Dataset entries:
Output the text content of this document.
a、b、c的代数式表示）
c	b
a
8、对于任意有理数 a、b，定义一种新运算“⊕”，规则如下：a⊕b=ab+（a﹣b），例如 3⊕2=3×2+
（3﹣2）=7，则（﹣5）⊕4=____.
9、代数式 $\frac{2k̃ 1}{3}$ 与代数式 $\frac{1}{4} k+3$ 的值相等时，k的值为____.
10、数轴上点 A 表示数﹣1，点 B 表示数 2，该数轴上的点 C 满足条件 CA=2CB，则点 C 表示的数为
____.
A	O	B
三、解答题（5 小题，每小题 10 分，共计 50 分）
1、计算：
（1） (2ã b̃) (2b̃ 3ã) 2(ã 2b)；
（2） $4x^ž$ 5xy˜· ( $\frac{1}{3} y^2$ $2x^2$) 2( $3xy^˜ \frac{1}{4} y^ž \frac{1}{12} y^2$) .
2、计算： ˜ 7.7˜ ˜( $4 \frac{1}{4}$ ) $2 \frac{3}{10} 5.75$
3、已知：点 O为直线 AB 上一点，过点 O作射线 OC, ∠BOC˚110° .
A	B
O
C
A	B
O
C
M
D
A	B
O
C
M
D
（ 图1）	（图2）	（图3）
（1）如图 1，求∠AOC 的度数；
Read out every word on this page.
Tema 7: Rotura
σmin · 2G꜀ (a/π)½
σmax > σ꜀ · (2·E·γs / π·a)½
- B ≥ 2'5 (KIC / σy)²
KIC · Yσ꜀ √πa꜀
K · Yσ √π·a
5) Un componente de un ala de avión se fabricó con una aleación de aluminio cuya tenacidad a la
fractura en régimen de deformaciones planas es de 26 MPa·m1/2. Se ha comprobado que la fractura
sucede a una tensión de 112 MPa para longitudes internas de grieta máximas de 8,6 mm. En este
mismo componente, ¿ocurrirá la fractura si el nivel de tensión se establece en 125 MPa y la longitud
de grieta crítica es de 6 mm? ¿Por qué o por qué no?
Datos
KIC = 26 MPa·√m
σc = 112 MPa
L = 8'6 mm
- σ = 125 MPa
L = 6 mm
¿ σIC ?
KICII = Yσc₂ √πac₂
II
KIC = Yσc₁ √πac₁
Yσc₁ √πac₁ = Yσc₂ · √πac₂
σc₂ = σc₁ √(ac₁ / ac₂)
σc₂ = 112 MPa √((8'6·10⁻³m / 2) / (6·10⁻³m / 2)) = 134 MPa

#### EXERCISE:
Copy each line of the records that contains the word "componente".

#### TASK OUTPUT:
5) Un componente de un ala de avión se fabricó con una aleación de aluminio cuya tenacidad a la
mismo componente, ¿ocurrirá la fractura si el nivel de tensión se establece en 125 MPa y la longitud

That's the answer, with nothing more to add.